• [WHAT YOU NEED TO DO]: Leave out the images; return the rest of the data exactly.

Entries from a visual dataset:
______________________________

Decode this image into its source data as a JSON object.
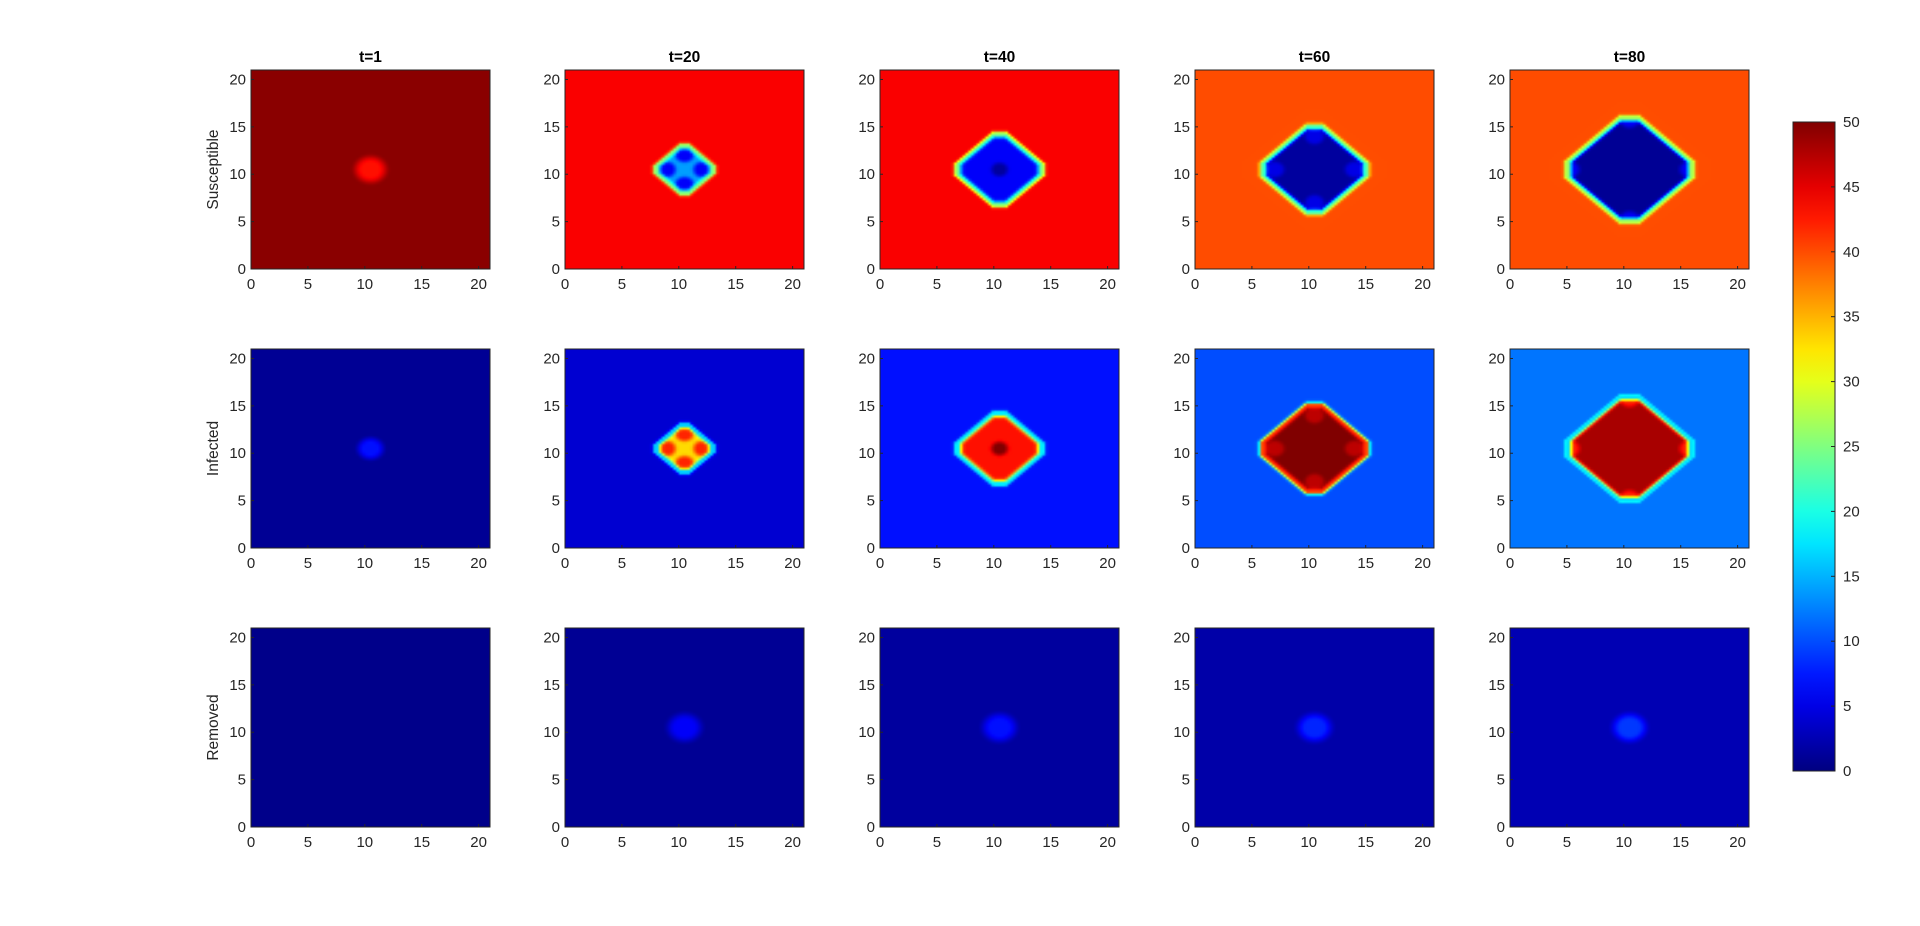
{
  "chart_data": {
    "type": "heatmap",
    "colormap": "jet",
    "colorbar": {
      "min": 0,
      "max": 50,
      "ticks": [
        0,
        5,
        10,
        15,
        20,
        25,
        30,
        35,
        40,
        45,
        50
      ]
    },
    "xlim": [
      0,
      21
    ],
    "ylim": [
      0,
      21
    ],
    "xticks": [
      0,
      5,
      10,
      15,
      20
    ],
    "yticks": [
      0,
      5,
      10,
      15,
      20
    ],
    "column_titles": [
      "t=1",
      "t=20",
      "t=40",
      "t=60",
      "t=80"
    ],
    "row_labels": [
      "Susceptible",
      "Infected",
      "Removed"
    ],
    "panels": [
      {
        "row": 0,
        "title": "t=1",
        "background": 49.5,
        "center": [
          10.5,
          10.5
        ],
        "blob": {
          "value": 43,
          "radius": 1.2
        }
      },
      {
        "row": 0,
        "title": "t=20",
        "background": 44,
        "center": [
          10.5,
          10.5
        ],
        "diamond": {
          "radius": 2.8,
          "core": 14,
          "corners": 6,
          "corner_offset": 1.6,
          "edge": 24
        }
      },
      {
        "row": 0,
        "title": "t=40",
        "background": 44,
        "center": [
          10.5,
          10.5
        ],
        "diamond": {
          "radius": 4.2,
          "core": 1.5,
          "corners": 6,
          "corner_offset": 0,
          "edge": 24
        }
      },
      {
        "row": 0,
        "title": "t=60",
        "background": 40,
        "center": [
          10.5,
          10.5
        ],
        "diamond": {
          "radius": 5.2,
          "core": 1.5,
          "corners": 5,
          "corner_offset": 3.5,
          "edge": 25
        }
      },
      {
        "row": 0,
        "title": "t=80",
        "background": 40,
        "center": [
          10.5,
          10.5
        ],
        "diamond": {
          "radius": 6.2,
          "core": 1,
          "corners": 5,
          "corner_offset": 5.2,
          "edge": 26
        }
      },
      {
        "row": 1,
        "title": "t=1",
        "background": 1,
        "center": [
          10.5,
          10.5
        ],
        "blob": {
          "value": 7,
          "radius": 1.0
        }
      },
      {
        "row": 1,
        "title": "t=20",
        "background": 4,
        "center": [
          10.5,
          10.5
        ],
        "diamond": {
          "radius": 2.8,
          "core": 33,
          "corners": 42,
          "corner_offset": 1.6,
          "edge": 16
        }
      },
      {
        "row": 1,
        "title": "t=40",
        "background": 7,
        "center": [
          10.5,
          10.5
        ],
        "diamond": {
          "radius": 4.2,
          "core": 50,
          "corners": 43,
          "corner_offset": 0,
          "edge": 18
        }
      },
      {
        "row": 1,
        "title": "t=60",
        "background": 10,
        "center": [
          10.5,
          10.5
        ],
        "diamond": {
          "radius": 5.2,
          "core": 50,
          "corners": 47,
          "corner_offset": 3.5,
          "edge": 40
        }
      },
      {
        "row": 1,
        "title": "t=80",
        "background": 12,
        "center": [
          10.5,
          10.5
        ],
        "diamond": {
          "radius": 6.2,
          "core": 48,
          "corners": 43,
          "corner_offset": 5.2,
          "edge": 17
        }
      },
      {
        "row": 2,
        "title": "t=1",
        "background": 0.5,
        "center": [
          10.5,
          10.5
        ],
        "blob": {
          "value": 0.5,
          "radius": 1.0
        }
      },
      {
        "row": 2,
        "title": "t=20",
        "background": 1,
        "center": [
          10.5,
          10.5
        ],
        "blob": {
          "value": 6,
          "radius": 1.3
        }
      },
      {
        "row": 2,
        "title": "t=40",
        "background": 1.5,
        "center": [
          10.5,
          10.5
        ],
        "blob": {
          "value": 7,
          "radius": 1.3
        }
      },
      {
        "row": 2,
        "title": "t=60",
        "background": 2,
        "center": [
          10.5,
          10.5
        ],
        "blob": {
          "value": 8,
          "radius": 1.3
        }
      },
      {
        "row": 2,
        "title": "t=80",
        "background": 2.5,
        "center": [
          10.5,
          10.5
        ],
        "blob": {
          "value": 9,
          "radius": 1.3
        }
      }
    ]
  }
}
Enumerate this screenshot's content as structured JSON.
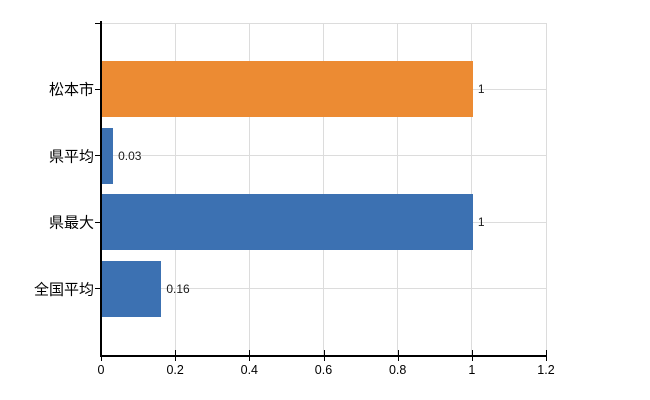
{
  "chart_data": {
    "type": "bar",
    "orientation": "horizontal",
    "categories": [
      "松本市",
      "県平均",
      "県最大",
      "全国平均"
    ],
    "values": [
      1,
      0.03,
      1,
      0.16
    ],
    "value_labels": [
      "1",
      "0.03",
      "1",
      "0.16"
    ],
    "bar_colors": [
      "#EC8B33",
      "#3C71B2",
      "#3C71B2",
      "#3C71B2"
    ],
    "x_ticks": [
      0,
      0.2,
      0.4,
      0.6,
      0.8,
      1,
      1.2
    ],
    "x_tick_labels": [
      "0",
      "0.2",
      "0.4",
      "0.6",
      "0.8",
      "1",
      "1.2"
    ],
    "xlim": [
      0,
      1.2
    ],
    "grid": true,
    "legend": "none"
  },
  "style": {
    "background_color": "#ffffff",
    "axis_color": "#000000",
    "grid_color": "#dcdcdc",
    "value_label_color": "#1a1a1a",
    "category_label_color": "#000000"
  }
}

______________________________

• [SOLVED PROBLEM]:
Decode this image into its source data as a JSON object.
{
  "chart_data": {
    "type": "heatmap",
    "colormap": "jet",
    "colorbar": {
      "min": 0,
      "max": 50,
      "ticks": [
        0,
        5,
        10,
        15,
        20,
        25,
        30,
        35,
        40,
        45,
        50
      ]
    },
    "xlim": [
      0,
      21
    ],
    "ylim": [
      0,
      21
    ],
    "xticks": [
      0,
      5,
      10,
      15,
      20
    ],
    "yticks": [
      0,
      5,
      10,
      15,
      20
    ],
    "column_titles": [
      "t=1",
      "t=20",
      "t=40",
      "t=60",
      "t=80"
    ],
    "row_labels": [
      "Susceptible",
      "Infected",
      "Removed"
    ],
    "panels": [
      {
        "row": 0,
        "title": "t=1",
        "background": 49.5,
        "center": [
          10.5,
          10.5
        ],
        "blob": {
          "value": 43,
          "radius": 1.2
        }
      },
      {
        "row": 0,
        "title": "t=20",
        "background": 44,
        "center": [
          10.5,
          10.5
        ],
        "diamond": {
          "radius": 2.8,
          "core": 14,
          "corners": 6,
          "corner_offset": 1.6,
          "edge": 24
        }
      },
      {
        "row": 0,
        "title": "t=40",
        "background": 44,
        "center": [
          10.5,
          10.5
        ],
        "diamond": {
          "radius": 4.2,
          "core": 1.5,
          "corners": 6,
          "corner_offset": 0,
          "edge": 24
        }
      },
      {
        "row": 0,
        "title": "t=60",
        "background": 40,
        "center": [
          10.5,
          10.5
        ],
        "diamond": {
          "radius": 5.2,
          "core": 1.5,
          "corners": 5,
          "corner_offset": 3.5,
          "edge": 25
        }
      },
      {
        "row": 0,
        "title": "t=80",
        "background": 40,
        "center": [
          10.5,
          10.5
        ],
        "diamond": {
          "radius": 6.2,
          "core": 1,
          "corners": 5,
          "corner_offset": 5.2,
          "edge": 26
        }
      },
      {
        "row": 1,
        "title": "t=1",
        "background": 1,
        "center": [
          10.5,
          10.5
        ],
        "blob": {
          "value": 7,
          "radius": 1.0
        }
      },
      {
        "row": 1,
        "title": "t=20",
        "background": 4,
        "center": [
          10.5,
          10.5
        ],
        "diamond": {
          "radius": 2.8,
          "core": 33,
          "corners": 42,
          "corner_offset": 1.6,
          "edge": 16
        }
      },
      {
        "row": 1,
        "title": "t=40",
        "background": 7,
        "center": [
          10.5,
          10.5
        ],
        "diamond": {
          "radius": 4.2,
          "core": 50,
          "corners": 43,
          "corner_offset": 0,
          "edge": 18
        }
      },
      {
        "row": 1,
        "title": "t=60",
        "background": 10,
        "center": [
          10.5,
          10.5
        ],
        "diamond": {
          "radius": 5.2,
          "core": 50,
          "corners": 47,
          "corner_offset": 3.5,
          "edge": 40
        }
      },
      {
        "row": 1,
        "title": "t=80",
        "background": 12,
        "center": [
          10.5,
          10.5
        ],
        "diamond": {
          "radius": 6.2,
          "core": 48,
          "corners": 43,
          "corner_offset": 5.2,
          "edge": 17
        }
      },
      {
        "row": 2,
        "title": "t=1",
        "background": 0.5,
        "center": [
          10.5,
          10.5
        ],
        "blob": {
          "value": 0.5,
          "radius": 1.0
        }
      },
      {
        "row": 2,
        "title": "t=20",
        "background": 1,
        "center": [
          10.5,
          10.5
        ],
        "blob": {
          "value": 6,
          "radius": 1.3
        }
      },
      {
        "row": 2,
        "title": "t=40",
        "background": 1.5,
        "center": [
          10.5,
          10.5
        ],
        "blob": {
          "value": 7,
          "radius": 1.3
        }
      },
      {
        "row": 2,
        "title": "t=60",
        "background": 2,
        "center": [
          10.5,
          10.5
        ],
        "blob": {
          "value": 8,
          "radius": 1.3
        }
      },
      {
        "row": 2,
        "title": "t=80",
        "background": 2.5,
        "center": [
          10.5,
          10.5
        ],
        "blob": {
          "value": 9,
          "radius": 1.3
        }
      }
    ]
  }
}
Enumerate this screenshot's content as structured JSON.
{
  "chart_data": {
    "type": "bar",
    "orientation": "horizontal",
    "categories": [
      "松本市",
      "県平均",
      "県最大",
      "全国平均"
    ],
    "values": [
      1,
      0.03,
      1,
      0.16
    ],
    "value_labels": [
      "1",
      "0.03",
      "1",
      "0.16"
    ],
    "bar_colors": [
      "#EC8B33",
      "#3C71B2",
      "#3C71B2",
      "#3C71B2"
    ],
    "x_ticks": [
      0,
      0.2,
      0.4,
      0.6,
      0.8,
      1,
      1.2
    ],
    "x_tick_labels": [
      "0",
      "0.2",
      "0.4",
      "0.6",
      "0.8",
      "1",
      "1.2"
    ],
    "xlim": [
      0,
      1.2
    ],
    "grid": true,
    "legend": "none"
  },
  "style": {
    "background_color": "#ffffff",
    "axis_color": "#000000",
    "grid_color": "#dcdcdc",
    "value_label_color": "#1a1a1a",
    "category_label_color": "#000000"
  }
}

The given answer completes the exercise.